## EXERCISE GOAL
Find every line in the records below that holds the word "waves" and copy it.
··· ITEMS ···
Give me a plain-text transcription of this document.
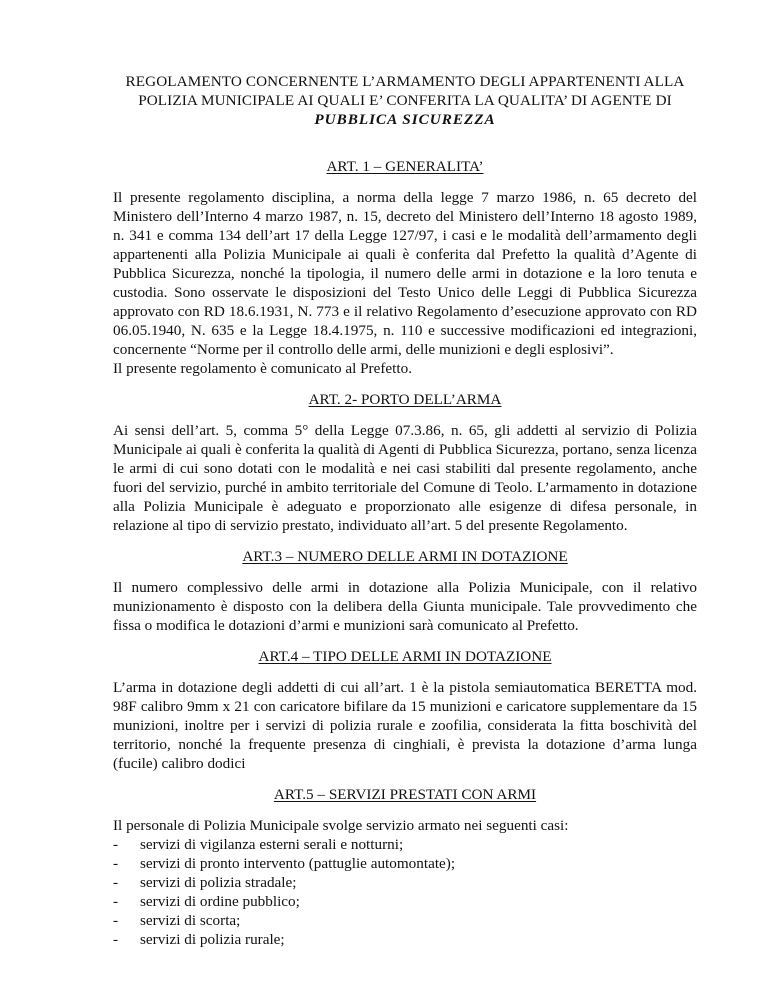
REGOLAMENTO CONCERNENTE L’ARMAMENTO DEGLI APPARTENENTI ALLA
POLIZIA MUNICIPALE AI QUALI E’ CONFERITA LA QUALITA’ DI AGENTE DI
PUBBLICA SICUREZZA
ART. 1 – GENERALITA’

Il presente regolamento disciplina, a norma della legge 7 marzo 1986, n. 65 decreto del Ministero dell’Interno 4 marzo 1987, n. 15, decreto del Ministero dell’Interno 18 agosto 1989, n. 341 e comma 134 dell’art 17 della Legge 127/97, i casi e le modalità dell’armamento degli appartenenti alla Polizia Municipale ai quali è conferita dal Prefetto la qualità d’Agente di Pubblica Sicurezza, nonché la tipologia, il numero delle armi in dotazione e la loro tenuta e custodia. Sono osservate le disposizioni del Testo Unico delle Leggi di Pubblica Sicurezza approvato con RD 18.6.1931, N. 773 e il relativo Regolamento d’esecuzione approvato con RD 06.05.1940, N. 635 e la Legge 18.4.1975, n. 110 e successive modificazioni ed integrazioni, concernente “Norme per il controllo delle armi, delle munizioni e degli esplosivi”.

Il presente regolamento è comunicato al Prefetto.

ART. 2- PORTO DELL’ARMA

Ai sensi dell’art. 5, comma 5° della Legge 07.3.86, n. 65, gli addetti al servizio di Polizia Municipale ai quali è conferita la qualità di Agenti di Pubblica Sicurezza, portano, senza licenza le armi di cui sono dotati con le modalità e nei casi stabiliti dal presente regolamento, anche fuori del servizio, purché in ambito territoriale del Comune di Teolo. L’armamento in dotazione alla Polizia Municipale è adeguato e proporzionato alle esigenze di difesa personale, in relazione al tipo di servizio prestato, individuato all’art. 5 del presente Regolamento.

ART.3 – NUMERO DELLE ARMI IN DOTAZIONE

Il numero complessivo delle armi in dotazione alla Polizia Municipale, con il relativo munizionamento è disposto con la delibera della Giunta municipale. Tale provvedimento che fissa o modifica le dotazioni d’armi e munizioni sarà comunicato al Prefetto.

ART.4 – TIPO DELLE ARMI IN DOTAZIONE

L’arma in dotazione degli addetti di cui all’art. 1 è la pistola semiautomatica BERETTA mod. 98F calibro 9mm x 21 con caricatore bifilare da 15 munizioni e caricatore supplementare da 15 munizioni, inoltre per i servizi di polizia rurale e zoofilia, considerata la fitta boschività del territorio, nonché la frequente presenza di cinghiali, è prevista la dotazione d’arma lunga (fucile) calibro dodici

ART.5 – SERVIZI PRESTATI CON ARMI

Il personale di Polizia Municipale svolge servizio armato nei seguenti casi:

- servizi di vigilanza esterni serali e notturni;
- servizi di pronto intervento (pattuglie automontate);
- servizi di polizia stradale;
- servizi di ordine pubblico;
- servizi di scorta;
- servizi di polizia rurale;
···
··· ITEMS ···
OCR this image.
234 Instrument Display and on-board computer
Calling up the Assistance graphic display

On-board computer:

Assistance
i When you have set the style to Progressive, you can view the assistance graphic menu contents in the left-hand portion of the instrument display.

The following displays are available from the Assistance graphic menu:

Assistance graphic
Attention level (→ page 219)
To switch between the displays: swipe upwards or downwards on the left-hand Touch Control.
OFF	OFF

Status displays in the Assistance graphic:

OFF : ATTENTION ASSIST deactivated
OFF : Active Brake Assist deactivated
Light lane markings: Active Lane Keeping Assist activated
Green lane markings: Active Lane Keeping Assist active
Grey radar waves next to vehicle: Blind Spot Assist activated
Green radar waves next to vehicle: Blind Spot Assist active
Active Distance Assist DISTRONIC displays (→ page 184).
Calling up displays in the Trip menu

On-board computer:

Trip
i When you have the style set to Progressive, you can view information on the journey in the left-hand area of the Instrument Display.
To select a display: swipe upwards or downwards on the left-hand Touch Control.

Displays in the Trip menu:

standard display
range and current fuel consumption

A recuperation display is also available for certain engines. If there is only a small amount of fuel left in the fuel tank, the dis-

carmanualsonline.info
···
## ANSWER TO THIS PROBLEM
Grey radar waves next to vehicle: Blind Spot Assist activated
Green radar waves next to vehicle: Blind Spot Assist active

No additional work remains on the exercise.